-- begin --
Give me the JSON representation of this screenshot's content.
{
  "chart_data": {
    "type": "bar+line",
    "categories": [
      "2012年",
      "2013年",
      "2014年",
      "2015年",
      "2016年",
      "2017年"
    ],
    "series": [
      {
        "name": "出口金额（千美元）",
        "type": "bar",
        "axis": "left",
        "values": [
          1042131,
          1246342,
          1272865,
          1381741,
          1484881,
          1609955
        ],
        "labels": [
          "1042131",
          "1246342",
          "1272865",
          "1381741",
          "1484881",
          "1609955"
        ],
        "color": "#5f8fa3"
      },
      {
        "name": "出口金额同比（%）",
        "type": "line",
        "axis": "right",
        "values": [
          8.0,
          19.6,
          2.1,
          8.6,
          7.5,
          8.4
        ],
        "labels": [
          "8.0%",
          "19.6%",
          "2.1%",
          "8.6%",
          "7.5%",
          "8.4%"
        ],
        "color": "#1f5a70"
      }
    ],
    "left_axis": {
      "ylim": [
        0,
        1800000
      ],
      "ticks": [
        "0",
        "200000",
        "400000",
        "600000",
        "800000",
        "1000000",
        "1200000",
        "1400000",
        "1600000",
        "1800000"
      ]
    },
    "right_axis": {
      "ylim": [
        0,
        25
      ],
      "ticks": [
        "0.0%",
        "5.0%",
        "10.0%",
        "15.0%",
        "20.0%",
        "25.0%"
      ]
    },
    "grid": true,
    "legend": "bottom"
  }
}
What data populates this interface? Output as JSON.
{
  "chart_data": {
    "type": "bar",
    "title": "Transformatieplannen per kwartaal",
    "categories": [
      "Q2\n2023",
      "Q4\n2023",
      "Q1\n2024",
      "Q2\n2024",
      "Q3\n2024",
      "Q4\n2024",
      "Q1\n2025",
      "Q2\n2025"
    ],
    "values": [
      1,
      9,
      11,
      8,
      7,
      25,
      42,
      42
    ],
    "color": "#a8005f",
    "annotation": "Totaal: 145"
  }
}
-- end --
* EXERCISE *
Your task is to extract the lines running from the one with "What data populates" to the end of the material, inclusive, copying each exactly and adding nothing.

* ANSWER TO THIS TASK *
What data populates this interface? Output as JSON.
{
  "chart_data": {
    "type": "bar",
    "title": "Transformatieplannen per kwartaal",
    "categories": [
      "Q2\n2023",
      "Q4\n2023",
      "Q1\n2024",
      "Q2\n2024",
      "Q3\n2024",
      "Q4\n2024",
      "Q1\n2025",
      "Q2\n2025"
    ],
    "values": [
      1,
      9,
      11,
      8,
      7,
      25,
      42,
      42
    ],
    "color": "#a8005f",
    "annotation": "Totaal: 145"
  }
}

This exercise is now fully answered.